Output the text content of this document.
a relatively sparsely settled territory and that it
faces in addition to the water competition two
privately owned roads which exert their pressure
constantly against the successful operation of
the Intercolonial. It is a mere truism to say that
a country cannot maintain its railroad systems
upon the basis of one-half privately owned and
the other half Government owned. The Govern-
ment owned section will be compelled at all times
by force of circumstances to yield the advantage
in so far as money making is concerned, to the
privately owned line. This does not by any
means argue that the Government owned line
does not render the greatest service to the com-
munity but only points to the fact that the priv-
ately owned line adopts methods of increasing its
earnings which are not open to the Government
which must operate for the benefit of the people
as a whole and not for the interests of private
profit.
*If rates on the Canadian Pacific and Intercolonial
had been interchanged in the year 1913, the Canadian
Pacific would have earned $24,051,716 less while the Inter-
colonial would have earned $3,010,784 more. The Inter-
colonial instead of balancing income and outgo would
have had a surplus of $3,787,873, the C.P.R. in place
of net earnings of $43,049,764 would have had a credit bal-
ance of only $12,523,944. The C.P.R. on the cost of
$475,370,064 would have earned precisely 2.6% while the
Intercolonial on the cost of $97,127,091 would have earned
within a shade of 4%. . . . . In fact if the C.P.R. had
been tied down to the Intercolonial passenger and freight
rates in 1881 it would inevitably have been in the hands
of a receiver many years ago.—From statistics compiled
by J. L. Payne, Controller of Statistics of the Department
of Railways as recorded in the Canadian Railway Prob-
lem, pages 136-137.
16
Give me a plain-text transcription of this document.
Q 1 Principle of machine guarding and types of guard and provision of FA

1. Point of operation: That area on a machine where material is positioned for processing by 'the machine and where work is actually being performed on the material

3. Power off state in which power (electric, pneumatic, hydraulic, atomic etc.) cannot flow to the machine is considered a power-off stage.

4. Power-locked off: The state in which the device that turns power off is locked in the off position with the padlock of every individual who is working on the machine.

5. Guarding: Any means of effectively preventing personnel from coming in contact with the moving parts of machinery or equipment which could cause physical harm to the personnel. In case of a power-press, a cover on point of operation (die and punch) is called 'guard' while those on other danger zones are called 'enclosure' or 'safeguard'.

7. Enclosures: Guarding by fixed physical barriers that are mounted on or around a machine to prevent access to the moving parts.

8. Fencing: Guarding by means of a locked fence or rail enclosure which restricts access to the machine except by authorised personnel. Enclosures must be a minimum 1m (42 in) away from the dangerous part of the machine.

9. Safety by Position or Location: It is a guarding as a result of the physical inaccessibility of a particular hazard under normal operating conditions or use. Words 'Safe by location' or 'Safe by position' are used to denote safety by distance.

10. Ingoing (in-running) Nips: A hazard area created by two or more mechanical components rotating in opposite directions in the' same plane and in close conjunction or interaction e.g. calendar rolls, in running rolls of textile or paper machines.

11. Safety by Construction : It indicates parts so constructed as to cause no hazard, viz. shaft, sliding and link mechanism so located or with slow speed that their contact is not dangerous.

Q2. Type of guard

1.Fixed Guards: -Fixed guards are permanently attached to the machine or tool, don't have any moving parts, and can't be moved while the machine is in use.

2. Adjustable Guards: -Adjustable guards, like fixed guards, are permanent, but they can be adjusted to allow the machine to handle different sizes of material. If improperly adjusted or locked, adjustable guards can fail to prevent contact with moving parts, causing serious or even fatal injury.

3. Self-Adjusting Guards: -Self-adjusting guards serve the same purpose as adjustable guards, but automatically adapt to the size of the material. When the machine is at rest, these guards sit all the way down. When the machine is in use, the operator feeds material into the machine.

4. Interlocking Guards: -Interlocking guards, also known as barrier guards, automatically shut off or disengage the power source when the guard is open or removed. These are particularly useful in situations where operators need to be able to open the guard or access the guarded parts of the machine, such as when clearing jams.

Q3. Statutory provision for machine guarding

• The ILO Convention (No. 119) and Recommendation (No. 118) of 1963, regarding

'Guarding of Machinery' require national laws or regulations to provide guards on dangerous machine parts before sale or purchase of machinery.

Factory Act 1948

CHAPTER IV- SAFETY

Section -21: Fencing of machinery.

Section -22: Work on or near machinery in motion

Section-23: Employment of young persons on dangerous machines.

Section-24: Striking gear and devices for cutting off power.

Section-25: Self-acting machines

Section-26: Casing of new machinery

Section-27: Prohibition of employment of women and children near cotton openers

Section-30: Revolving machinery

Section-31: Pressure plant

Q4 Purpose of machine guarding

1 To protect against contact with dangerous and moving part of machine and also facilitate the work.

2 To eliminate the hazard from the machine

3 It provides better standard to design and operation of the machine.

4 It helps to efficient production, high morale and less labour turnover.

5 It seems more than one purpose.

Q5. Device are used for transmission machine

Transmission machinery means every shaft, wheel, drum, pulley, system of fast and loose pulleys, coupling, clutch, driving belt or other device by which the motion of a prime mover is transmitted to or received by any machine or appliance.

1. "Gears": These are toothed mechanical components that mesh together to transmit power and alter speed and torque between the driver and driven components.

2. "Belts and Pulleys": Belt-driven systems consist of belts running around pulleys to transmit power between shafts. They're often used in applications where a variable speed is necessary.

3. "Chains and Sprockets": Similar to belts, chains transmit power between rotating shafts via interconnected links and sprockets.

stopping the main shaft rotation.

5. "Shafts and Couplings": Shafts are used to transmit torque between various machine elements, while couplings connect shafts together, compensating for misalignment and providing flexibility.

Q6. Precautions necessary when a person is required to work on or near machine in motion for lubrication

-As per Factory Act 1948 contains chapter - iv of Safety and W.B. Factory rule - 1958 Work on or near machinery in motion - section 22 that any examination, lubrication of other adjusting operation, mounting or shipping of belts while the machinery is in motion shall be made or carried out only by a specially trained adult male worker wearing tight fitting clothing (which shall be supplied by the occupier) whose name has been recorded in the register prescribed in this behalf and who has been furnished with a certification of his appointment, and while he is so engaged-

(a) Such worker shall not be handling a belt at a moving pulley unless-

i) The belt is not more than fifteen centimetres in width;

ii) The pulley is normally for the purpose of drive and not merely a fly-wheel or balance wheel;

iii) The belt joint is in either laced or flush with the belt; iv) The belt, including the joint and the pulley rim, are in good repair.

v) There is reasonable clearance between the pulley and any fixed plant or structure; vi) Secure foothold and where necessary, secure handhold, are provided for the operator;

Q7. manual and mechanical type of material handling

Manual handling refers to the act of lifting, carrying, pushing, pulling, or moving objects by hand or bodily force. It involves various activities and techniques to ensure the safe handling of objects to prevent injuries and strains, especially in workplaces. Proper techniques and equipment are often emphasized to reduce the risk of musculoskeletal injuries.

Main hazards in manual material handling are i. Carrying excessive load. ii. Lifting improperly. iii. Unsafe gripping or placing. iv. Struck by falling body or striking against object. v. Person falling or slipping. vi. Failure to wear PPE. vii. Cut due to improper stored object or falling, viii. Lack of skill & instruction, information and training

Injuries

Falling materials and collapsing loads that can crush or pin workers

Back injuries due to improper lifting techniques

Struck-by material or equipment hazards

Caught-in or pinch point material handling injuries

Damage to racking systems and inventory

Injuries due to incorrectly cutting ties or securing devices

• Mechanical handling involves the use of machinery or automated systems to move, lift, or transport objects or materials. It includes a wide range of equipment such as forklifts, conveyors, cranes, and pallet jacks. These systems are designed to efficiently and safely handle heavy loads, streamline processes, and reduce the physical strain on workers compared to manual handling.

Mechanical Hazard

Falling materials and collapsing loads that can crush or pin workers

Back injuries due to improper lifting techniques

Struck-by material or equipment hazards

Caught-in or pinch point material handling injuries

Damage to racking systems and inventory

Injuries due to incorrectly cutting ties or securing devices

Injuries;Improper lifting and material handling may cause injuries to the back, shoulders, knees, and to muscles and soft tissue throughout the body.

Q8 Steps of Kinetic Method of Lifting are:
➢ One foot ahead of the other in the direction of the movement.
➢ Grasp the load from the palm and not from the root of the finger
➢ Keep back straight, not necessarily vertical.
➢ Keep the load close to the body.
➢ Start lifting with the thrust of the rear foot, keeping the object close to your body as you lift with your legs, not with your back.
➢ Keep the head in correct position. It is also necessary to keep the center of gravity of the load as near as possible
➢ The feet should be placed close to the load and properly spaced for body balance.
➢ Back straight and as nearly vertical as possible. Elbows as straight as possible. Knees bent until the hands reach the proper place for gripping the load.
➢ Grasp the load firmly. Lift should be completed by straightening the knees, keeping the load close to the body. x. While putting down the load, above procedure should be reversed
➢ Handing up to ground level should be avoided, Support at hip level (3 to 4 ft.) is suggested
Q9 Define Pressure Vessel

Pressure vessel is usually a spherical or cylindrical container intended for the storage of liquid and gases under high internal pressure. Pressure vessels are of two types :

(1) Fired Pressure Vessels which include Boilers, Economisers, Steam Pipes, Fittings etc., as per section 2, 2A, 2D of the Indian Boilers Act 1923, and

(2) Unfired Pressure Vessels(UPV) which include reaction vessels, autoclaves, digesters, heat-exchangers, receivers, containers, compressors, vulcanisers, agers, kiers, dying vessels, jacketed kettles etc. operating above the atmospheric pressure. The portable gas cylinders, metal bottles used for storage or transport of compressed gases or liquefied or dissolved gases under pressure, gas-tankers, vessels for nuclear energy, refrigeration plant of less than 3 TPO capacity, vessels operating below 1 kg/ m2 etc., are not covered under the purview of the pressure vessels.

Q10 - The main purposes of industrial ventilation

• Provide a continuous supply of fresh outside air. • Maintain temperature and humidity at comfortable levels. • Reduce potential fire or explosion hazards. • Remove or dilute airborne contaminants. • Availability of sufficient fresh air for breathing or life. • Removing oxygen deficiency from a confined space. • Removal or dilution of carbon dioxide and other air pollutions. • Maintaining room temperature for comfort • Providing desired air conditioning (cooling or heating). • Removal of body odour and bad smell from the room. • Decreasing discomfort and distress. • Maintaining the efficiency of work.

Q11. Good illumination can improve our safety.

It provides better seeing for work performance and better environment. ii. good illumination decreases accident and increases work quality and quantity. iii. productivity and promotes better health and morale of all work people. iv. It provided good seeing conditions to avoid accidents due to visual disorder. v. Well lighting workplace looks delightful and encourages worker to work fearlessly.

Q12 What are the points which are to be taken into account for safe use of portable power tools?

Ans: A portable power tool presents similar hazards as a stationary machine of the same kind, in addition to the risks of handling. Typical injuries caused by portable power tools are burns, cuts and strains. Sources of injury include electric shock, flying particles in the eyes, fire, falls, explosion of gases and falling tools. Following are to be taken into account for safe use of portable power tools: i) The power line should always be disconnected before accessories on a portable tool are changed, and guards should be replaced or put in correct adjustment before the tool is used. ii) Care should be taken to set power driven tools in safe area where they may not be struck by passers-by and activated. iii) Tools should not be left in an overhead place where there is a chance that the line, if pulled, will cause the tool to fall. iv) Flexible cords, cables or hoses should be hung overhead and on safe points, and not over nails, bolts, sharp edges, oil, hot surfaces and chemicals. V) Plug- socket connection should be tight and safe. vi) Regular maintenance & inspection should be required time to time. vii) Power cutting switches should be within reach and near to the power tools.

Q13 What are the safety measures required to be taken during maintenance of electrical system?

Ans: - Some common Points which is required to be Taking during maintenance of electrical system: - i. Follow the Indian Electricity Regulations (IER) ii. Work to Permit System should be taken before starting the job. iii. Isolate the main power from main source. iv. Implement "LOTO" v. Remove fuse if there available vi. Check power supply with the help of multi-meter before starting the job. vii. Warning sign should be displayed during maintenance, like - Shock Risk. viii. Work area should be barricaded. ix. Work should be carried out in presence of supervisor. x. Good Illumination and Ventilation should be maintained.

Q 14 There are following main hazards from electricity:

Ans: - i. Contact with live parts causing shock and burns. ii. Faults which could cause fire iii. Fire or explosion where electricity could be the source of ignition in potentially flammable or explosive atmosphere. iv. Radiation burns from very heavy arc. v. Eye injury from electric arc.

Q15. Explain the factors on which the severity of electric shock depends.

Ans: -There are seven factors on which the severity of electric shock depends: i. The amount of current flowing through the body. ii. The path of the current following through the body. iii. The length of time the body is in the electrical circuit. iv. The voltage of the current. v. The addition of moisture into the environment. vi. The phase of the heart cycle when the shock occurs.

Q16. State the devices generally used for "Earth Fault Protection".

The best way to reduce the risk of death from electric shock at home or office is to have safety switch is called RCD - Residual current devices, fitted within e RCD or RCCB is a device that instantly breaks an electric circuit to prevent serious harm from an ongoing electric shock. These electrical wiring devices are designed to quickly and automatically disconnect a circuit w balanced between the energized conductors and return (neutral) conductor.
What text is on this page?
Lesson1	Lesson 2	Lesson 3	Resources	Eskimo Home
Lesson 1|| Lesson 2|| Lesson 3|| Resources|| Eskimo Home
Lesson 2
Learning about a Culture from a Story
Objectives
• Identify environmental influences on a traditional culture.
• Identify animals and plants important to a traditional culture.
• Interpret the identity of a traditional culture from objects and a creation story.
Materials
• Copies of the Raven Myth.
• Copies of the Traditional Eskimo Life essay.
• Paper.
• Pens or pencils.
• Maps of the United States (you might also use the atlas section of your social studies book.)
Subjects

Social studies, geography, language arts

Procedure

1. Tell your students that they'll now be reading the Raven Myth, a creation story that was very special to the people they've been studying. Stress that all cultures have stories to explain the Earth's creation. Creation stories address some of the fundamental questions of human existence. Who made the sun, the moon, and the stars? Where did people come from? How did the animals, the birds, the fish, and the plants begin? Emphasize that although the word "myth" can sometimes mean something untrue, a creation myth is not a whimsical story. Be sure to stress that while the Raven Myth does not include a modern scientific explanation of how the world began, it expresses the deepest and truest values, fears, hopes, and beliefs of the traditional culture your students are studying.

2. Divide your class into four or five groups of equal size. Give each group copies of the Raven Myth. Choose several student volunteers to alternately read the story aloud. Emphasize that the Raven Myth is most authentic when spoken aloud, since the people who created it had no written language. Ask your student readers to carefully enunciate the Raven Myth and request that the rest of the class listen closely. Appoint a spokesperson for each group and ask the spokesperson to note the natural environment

## Set problem
Locate all lines in the listing above with the word "lubrication" and copy them.

## Solution to this exercise
Q6. Precautions necessary when a person is required to work on or near machine in motion for lubrication
-As per Factory Act 1948 contains chapter - iv of Safety and W.B. Factory rule - 1958 Work on or near machinery in motion - section 22 that any examination, lubrication of other adjusting operation, mounting or shipping of belts while the machinery is in motion shall be made or carried out only by a specially trained adult male worker wearing tight fitting clothing (which shall be supplied by the occupier) whose name has been recorded in the register prescribed in this behalf and who has been furnished with a certification of his appointment, and while he is so engaged-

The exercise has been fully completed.